Figure data in JSON:
***

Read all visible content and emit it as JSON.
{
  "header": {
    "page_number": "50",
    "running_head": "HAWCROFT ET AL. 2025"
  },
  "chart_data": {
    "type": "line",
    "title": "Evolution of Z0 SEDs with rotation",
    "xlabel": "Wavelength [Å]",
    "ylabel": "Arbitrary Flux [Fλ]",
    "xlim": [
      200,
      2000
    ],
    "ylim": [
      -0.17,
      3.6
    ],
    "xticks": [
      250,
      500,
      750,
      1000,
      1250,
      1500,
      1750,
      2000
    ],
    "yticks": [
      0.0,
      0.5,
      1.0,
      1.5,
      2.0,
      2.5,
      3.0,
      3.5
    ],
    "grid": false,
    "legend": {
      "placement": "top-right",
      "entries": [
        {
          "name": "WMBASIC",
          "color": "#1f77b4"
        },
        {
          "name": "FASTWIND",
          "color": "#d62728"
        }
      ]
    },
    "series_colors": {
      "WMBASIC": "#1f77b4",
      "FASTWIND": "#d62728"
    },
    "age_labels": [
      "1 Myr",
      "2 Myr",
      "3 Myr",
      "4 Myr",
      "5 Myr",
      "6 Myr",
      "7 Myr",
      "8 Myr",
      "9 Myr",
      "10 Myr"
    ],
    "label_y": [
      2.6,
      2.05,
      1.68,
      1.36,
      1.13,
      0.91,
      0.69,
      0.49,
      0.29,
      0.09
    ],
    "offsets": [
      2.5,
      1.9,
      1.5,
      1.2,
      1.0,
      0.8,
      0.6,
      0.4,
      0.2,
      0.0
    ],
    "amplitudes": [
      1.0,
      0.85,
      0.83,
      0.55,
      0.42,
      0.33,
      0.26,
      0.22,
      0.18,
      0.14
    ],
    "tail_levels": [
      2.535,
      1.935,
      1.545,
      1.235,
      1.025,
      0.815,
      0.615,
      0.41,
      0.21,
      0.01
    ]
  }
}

***

■ Given instruction
Restate the listing in full, word for word.

■ Answer in full
Read all visible content and emit it as JSON.
{
  "header": {
    "page_number": "50",
    "running_head": "HAWCROFT ET AL. 2025"
  },
  "chart_data": {
    "type": "line",
    "title": "Evolution of Z0 SEDs with rotation",
    "xlabel": "Wavelength [Å]",
    "ylabel": "Arbitrary Flux [Fλ]",
    "xlim": [
      200,
      2000
    ],
    "ylim": [
      -0.17,
      3.6
    ],
    "xticks": [
      250,
      500,
      750,
      1000,
      1250,
      1500,
      1750,
      2000
    ],
    "yticks": [
      0.0,
      0.5,
      1.0,
      1.5,
      2.0,
      2.5,
      3.0,
      3.5
    ],
    "grid": false,
    "legend": {
      "placement": "top-right",
      "entries": [
        {
          "name": "WMBASIC",
          "color": "#1f77b4"
        },
        {
          "name": "FASTWIND",
          "color": "#d62728"
        }
      ]
    },
    "series_colors": {
      "WMBASIC": "#1f77b4",
      "FASTWIND": "#d62728"
    },
    "age_labels": [
      "1 Myr",
      "2 Myr",
      "3 Myr",
      "4 Myr",
      "5 Myr",
      "6 Myr",
      "7 Myr",
      "8 Myr",
      "9 Myr",
      "10 Myr"
    ],
    "label_y": [
      2.6,
      2.05,
      1.68,
      1.36,
      1.13,
      0.91,
      0.69,
      0.49,
      0.29,
      0.09
    ],
    "offsets": [
      2.5,
      1.9,
      1.5,
      1.2,
      1.0,
      0.8,
      0.6,
      0.4,
      0.2,
      0.0
    ],
    "amplitudes": [
      1.0,
      0.85,
      0.83,
      0.55,
      0.42,
      0.33,
      0.26,
      0.22,
      0.18,
      0.14
    ],
    "tail_levels": [
      2.535,
      1.935,
      1.545,
      1.235,
      1.025,
      0.815,
      0.615,
      0.41,
      0.21,
      0.01
    ]
  }
}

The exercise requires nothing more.